• **PROVIDED INFORMATION**
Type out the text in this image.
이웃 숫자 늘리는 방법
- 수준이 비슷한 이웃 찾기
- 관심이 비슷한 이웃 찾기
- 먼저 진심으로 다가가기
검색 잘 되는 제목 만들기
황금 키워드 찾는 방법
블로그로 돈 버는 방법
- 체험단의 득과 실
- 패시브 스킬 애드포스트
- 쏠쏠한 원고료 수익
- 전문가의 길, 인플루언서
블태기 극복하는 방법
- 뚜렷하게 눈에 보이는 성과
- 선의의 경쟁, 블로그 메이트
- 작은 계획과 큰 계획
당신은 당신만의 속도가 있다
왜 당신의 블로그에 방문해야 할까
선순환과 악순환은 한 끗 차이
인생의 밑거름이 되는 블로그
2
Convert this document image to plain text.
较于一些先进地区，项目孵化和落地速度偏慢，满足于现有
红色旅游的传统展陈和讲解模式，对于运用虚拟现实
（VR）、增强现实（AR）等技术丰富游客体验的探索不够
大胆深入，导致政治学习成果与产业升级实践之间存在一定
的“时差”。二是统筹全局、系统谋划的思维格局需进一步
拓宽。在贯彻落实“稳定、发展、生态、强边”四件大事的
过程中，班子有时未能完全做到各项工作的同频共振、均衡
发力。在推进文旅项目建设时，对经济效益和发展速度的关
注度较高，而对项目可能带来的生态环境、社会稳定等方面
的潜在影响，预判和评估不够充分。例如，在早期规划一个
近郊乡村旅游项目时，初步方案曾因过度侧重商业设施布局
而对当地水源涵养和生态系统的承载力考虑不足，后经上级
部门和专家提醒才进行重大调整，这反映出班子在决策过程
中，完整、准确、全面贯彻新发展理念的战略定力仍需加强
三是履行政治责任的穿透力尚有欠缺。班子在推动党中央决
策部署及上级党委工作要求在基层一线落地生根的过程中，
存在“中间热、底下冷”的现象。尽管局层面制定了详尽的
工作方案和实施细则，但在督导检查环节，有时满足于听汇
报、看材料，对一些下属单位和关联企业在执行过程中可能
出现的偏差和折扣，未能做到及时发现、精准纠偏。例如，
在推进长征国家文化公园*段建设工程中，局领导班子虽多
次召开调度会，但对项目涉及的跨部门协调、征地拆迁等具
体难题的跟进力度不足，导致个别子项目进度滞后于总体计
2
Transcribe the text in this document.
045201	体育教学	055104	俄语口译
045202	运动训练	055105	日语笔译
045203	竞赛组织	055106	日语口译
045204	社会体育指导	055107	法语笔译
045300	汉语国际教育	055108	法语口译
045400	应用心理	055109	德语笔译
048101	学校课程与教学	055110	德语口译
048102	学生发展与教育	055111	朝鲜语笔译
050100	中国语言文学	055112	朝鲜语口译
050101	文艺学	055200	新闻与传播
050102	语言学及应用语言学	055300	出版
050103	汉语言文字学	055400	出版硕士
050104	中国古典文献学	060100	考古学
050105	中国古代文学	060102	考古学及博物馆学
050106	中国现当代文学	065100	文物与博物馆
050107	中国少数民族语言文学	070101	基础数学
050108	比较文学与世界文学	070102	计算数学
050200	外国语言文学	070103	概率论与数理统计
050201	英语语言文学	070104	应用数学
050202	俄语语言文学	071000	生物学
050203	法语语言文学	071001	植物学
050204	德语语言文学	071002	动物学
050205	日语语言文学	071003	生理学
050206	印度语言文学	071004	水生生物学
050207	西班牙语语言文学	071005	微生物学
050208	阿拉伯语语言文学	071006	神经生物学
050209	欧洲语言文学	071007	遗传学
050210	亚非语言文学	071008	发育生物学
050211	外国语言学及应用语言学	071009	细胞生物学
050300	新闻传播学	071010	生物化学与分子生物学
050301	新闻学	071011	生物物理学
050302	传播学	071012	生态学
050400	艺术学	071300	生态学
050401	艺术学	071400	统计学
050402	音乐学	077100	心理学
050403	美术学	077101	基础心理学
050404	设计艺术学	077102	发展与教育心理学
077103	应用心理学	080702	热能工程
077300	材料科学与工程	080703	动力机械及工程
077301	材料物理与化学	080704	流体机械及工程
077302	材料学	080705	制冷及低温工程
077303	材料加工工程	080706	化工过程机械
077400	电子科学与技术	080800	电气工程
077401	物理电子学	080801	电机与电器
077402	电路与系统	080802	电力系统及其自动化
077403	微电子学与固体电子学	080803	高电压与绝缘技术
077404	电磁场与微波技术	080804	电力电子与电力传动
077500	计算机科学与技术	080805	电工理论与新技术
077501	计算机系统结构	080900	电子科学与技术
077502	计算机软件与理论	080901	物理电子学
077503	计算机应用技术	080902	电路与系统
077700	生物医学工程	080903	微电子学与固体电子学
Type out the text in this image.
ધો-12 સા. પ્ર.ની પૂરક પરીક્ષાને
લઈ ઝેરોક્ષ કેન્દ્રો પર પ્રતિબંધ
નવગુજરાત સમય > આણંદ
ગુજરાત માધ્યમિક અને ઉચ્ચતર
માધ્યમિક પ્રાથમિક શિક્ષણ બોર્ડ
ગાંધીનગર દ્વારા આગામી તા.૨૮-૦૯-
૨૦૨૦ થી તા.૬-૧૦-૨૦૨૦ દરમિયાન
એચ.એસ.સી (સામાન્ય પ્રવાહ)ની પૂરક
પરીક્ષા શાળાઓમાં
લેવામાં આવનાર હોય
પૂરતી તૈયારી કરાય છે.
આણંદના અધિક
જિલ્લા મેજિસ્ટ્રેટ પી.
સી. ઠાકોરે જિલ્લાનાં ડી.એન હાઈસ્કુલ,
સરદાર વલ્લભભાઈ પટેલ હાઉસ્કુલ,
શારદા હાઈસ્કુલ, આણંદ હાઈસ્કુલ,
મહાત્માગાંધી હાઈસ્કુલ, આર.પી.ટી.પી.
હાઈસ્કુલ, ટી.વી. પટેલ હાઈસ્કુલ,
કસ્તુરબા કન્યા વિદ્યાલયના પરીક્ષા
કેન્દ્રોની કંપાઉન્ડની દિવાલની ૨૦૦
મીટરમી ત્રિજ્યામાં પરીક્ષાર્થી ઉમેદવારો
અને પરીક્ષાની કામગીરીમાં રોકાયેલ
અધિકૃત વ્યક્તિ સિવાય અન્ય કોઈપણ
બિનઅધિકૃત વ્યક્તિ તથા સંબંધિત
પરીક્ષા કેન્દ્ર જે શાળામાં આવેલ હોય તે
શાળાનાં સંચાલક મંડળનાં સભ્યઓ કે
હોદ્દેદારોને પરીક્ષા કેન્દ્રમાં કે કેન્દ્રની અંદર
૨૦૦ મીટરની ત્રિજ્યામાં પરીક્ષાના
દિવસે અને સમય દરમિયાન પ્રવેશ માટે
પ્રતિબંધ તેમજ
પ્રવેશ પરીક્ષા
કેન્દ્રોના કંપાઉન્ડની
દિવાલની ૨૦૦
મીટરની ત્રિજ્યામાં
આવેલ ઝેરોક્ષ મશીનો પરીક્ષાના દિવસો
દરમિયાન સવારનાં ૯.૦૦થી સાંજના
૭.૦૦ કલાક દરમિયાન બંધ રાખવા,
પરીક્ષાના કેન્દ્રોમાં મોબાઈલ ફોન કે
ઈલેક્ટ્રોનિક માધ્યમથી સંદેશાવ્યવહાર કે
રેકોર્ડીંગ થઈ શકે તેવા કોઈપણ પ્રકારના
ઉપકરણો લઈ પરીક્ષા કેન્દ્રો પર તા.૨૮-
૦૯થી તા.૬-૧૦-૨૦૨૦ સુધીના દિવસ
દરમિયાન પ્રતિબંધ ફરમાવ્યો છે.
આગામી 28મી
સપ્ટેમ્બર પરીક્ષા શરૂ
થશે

• **AIM**
Using the records above, list each line that includes "电路与系统".

• **PROBLEM SOLUTION**
077402	电路与系统	080802	电力系统及其自动化
077503	计算机应用技术	080902	电路与系统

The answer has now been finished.